DIRECTIONS FOR THIS TASK: Copy the records below exactly, leaving out every picture.

── DATASET EXTRACT

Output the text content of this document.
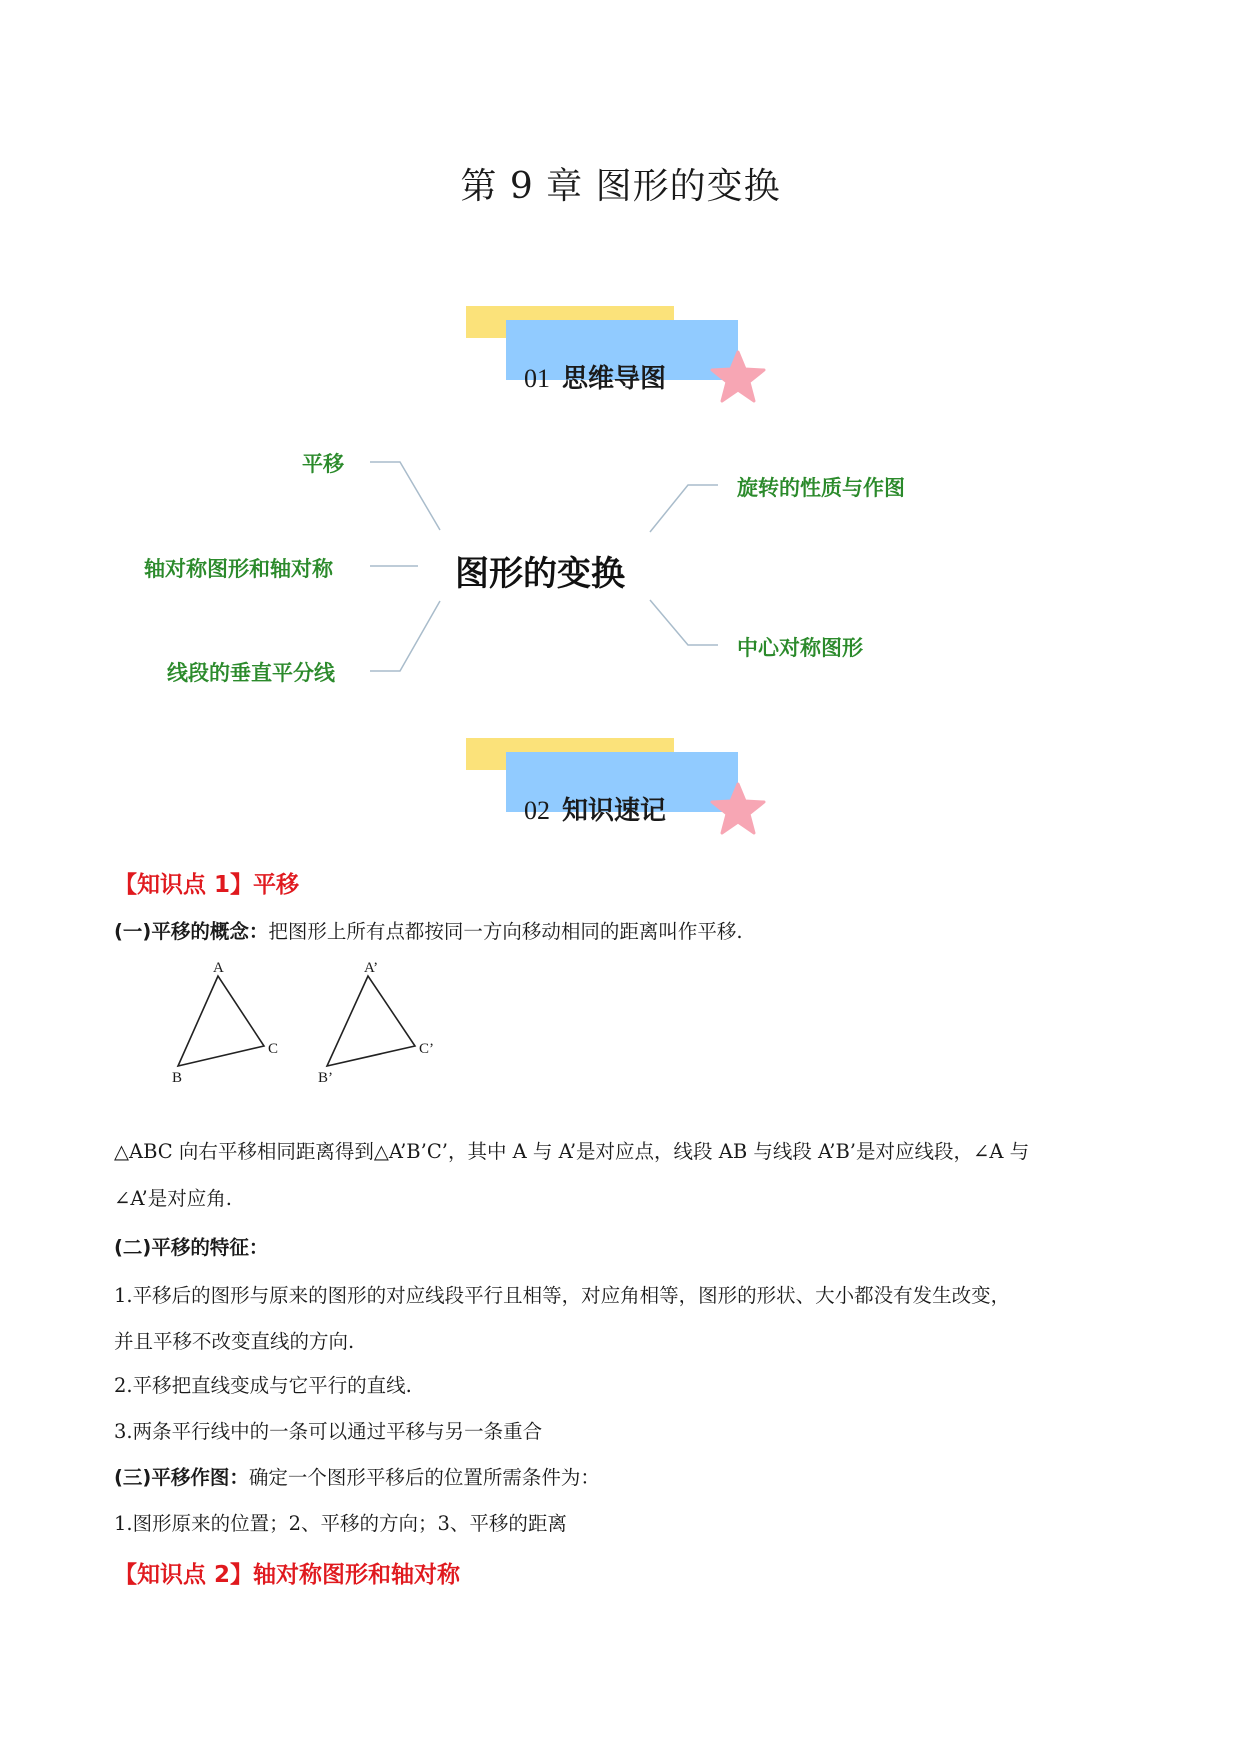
第 9 章 图形的变换
01 思维导图
图形的变换
平移
轴对称图形和轴对称
线段的垂直平分线
旋转的性质与作图
中心对称图形
02 知识速记
【知识点 1】平移
(一)平移的概念：把图形上所有点都按同一方向移动相同的距离叫作平移.
A
B
C
A’
B’
C’
△ABC 向右平移相同距离得到△A’B’C’，其中 A 与 A’是对应点，线段 AB 与线段 A’B’是对应线段，∠A 与
∠A’是对应角.
(二)平移的特征：
1.平移后的图形与原来的图形的对应线段平行且相等，对应角相等，图形的形状、大小都没有发生改变，
并且平移不改变直线的方向.
2.平移把直线变成与它平行的直线.
3.两条平行线中的一条可以通过平移与另一条重合
(三)平移作图：确定一个图形平移后的位置所需条件为：
1.图形原来的位置；2、平移的方向；3、平移的距离
【知识点 2】轴对称图形和轴对称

────

RESPONSE:
Output the text content of this document.
第 9 章 图形的变换
01 思维导图
图形的变换
平移
轴对称图形和轴对称
线段的垂直平分线
旋转的性质与作图
中心对称图形
02 知识速记
【知识点 1】平移
(一)平移的概念：把图形上所有点都按同一方向移动相同的距离叫作平移.
A
B
C
A’
B’
C’
△ABC 向右平移相同距离得到△A’B’C’，其中 A 与 A’是对应点，线段 AB 与线段 A’B’是对应线段，∠A 与
∠A’是对应角.
(二)平移的特征：
1.平移后的图形与原来的图形的对应线段平行且相等，对应角相等，图形的形状、大小都没有发生改变，
并且平移不改变直线的方向.
2.平移把直线变成与它平行的直线.
3.两条平行线中的一条可以通过平移与另一条重合
(三)平移作图：确定一个图形平移后的位置所需条件为：
1.图形原来的位置；2、平移的方向；3、平移的距离
【知识点 2】轴对称图形和轴对称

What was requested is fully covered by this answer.